## Dataset
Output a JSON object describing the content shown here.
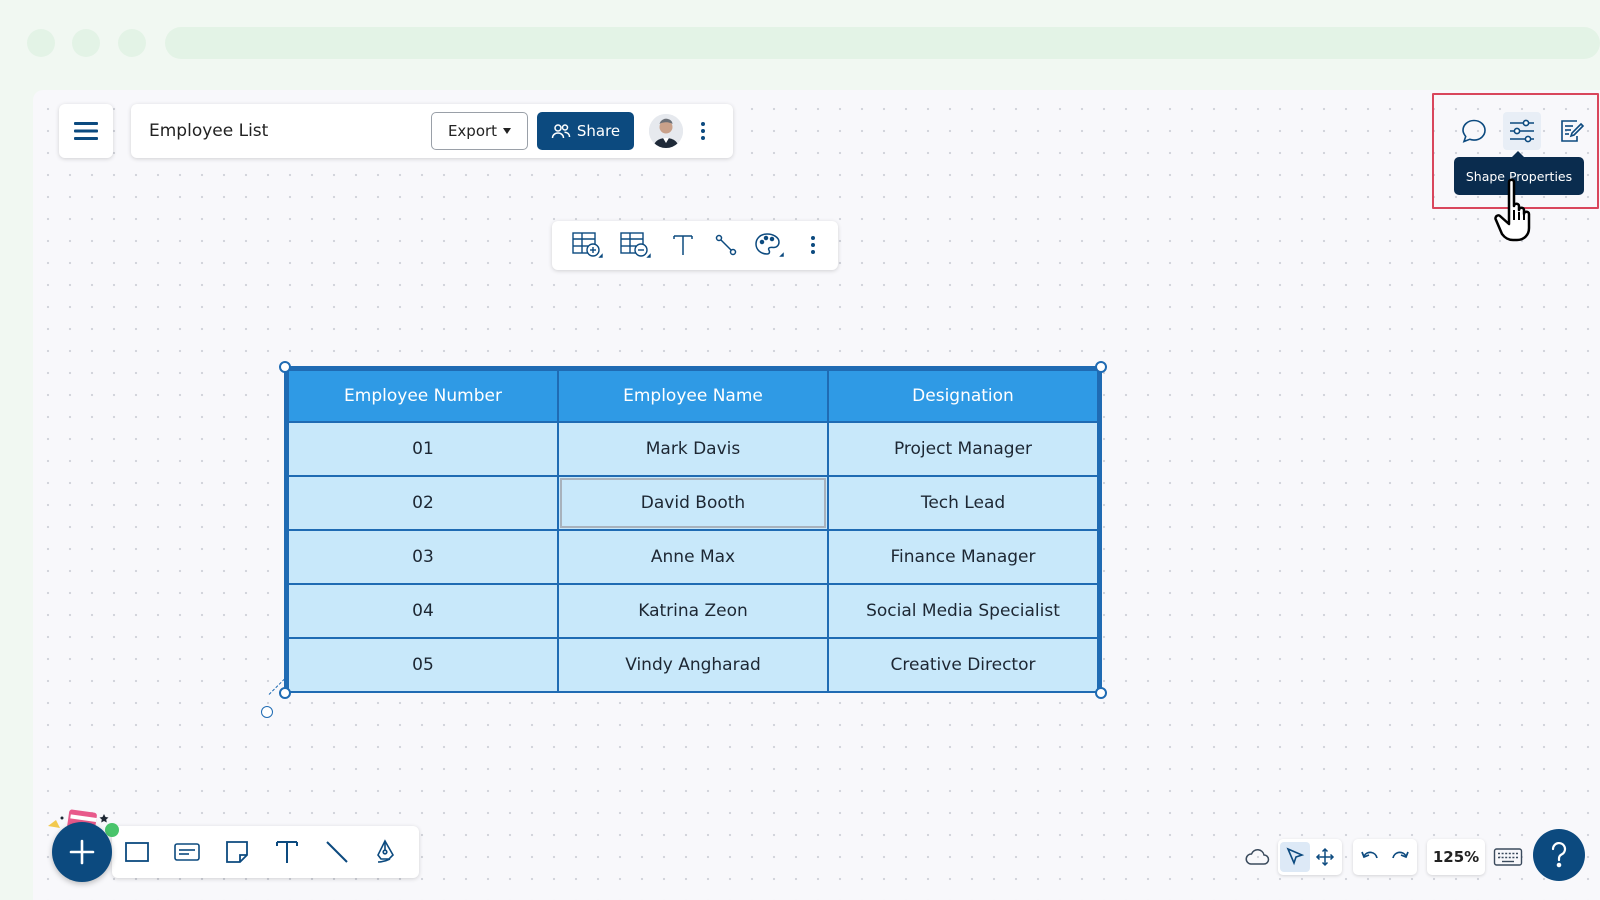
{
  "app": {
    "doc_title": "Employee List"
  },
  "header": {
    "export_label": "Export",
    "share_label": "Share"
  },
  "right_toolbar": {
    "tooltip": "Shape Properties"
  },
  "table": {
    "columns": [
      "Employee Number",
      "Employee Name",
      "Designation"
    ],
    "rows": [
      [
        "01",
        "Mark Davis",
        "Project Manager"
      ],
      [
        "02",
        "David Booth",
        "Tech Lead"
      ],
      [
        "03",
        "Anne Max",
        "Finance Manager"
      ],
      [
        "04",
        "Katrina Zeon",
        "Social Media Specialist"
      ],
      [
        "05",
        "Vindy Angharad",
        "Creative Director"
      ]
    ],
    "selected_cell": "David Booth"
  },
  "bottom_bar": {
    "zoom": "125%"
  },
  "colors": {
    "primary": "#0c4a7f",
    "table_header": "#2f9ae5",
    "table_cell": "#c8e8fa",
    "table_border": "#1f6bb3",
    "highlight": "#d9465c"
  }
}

## Your instructions
In the records shown above, how many lines include the word "Employee"? Answer with the number only.

## Written response
3